* **Stated problem**
Only lines with the string "POSITION" matter here; gather them from the material below.

* **Source data**
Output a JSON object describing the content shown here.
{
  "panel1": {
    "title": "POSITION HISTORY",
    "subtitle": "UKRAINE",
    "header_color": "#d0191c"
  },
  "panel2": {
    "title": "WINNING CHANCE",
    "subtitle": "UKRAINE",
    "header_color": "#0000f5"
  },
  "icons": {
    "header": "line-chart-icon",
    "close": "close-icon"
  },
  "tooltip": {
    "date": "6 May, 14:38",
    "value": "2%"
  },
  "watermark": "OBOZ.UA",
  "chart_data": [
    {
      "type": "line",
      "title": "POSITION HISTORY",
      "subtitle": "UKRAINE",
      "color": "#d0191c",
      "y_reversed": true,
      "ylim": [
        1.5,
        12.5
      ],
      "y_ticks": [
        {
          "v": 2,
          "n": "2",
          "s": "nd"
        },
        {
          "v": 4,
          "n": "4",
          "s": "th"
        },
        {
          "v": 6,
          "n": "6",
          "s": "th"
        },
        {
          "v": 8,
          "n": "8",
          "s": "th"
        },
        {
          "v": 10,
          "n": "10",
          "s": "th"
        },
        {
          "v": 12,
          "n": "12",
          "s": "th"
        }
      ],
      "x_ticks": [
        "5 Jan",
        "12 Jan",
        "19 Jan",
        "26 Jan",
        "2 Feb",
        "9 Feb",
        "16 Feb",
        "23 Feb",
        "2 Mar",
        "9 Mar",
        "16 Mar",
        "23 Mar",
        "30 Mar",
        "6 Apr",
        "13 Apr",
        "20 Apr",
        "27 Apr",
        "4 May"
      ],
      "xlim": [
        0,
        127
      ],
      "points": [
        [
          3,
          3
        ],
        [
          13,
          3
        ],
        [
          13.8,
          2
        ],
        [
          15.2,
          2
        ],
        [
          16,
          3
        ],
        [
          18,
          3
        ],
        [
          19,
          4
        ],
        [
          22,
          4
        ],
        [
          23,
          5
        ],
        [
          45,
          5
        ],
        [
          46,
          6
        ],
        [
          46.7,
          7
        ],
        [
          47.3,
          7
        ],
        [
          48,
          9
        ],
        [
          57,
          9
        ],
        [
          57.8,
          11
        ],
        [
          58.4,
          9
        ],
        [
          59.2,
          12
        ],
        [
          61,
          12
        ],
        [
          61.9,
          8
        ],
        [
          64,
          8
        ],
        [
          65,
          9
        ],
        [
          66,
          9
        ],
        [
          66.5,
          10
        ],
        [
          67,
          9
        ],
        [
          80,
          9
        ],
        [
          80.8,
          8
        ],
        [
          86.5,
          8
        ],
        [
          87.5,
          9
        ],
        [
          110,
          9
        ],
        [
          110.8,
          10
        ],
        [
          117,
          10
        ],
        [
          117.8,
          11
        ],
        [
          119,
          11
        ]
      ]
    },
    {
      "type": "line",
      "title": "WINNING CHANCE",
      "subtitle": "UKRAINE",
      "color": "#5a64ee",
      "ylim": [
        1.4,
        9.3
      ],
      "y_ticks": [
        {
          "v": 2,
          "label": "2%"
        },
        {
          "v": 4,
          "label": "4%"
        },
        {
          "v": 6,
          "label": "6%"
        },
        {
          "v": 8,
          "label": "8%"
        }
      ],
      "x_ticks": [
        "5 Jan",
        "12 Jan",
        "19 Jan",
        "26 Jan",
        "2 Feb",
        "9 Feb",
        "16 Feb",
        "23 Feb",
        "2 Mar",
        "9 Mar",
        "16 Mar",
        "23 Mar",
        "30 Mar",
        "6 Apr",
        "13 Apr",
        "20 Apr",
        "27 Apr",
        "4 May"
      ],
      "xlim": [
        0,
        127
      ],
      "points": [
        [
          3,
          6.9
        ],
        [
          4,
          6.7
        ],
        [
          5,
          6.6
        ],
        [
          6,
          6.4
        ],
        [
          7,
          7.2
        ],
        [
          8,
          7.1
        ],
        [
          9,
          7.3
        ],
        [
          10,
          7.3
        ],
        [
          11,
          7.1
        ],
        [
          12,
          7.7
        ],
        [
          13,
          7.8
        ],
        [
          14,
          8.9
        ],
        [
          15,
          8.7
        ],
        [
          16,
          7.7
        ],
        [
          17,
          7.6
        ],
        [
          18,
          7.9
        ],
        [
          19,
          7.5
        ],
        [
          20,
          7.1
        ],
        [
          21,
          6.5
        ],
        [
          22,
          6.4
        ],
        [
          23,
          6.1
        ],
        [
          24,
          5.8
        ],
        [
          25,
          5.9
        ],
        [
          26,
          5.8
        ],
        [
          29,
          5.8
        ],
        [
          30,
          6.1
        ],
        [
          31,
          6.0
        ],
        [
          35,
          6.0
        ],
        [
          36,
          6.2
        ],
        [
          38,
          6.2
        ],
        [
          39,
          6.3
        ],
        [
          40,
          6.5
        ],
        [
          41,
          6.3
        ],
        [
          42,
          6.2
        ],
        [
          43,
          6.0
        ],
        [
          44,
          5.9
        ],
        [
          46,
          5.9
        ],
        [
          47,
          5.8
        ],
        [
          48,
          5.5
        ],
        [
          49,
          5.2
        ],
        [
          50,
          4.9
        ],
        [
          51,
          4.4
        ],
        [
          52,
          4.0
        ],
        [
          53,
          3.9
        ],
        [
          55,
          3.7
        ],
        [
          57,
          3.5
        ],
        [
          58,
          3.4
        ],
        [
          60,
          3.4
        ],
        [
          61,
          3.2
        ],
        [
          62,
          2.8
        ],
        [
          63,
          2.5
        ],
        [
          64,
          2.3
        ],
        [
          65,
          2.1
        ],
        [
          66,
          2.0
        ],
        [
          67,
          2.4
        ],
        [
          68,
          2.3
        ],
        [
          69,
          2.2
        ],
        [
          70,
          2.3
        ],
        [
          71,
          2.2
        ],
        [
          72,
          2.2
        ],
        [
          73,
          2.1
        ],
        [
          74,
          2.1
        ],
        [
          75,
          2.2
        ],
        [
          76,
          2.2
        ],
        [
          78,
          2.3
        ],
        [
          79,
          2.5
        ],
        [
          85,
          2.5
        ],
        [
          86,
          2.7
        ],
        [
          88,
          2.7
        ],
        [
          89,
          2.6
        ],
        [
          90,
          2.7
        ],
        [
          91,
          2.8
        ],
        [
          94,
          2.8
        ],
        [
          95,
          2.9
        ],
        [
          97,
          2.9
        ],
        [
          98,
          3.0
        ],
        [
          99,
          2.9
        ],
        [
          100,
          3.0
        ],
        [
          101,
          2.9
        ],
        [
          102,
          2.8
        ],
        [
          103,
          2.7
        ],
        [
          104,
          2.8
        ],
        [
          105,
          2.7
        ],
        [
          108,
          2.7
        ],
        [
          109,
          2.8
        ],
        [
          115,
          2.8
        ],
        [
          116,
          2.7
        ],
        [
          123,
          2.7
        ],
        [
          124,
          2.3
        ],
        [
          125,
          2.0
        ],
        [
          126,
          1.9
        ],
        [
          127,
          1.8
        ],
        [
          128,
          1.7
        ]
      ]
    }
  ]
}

* **Correct result**
    "title": "POSITION HISTORY",
      "title": "POSITION HISTORY",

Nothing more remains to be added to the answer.